* Begin Data supplied *
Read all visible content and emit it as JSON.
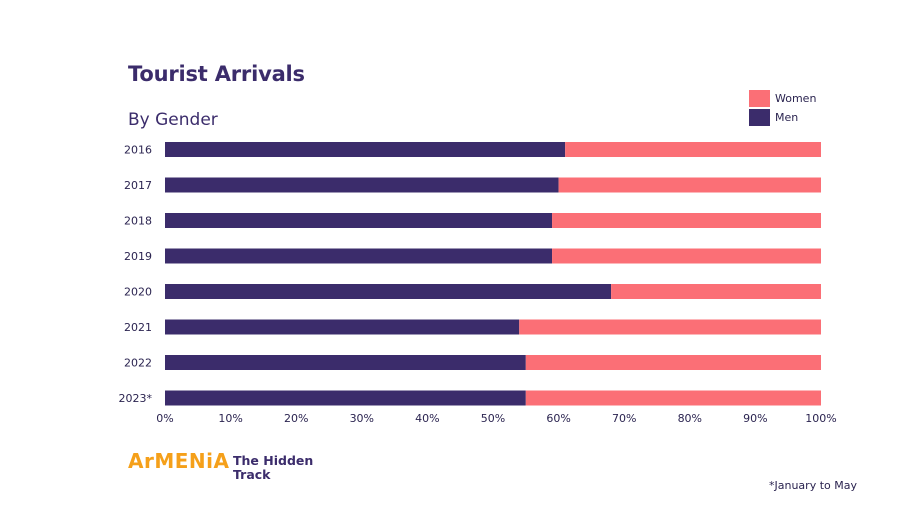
{
  "title": "Tourist Arrivals",
  "subtitle": "By Gender",
  "legend": [
    {
      "label": "Women",
      "color": "#fb6f76"
    },
    {
      "label": "Men",
      "color": "#3b2c6b"
    }
  ],
  "brand": {
    "name": "ArMENiA",
    "tagline": "The Hidden Track"
  },
  "footnote": "*January to May",
  "chart_data": {
    "type": "bar",
    "orientation": "horizontal",
    "stacked": "percent",
    "categories": [
      "2016",
      "2017",
      "2018",
      "2019",
      "2020",
      "2021",
      "2022",
      "2023*"
    ],
    "series": [
      {
        "name": "Men",
        "color": "#3b2c6b",
        "values": [
          61,
          60,
          59,
          59,
          68,
          54,
          55,
          55
        ]
      },
      {
        "name": "Women",
        "color": "#fb6f76",
        "values": [
          39,
          40,
          41,
          41,
          32,
          46,
          45,
          45
        ]
      }
    ],
    "xlim": [
      0,
      100
    ],
    "xticks": [
      "0%",
      "10%",
      "20%",
      "30%",
      "40%",
      "50%",
      "60%",
      "70%",
      "80%",
      "90%",
      "100%"
    ],
    "grid": false,
    "legend_position": "top-right"
  }
}
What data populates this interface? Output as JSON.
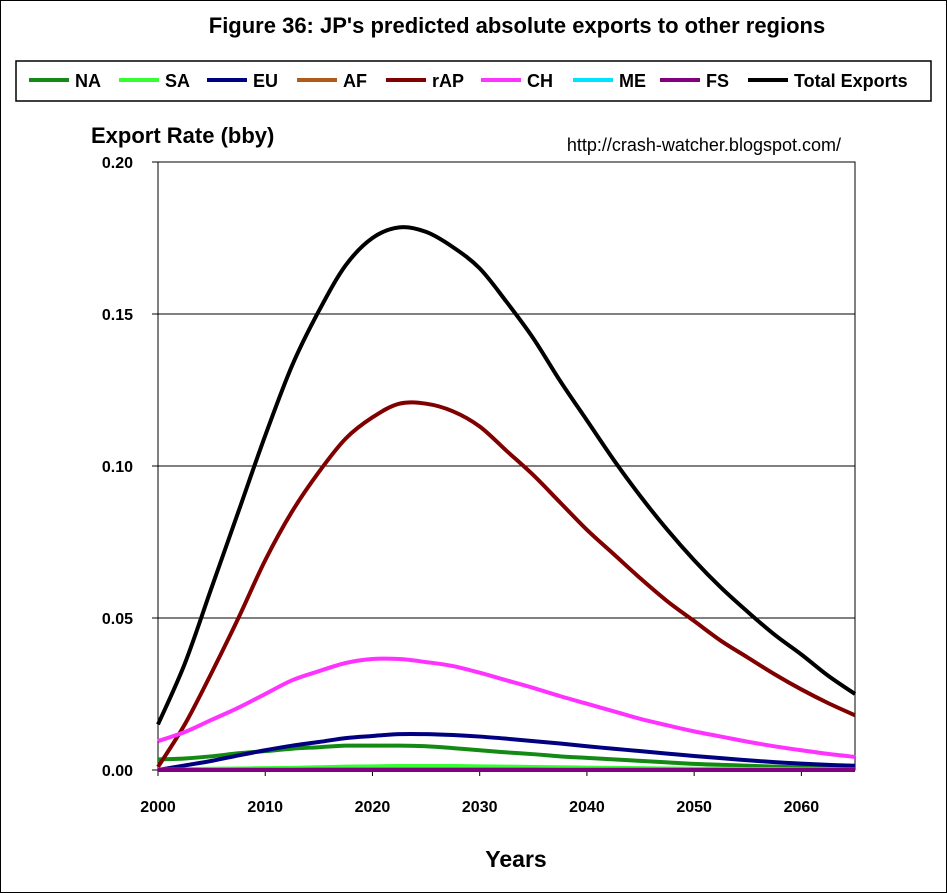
* End Data supplied *
[The request] Your task is to collect every line above that contains the word "color".

[Written solution]
      "color": "#fb6f76"
      "color": "#3b2c6b"
        "color": "#3b2c6b",
        "color": "#fb6f76",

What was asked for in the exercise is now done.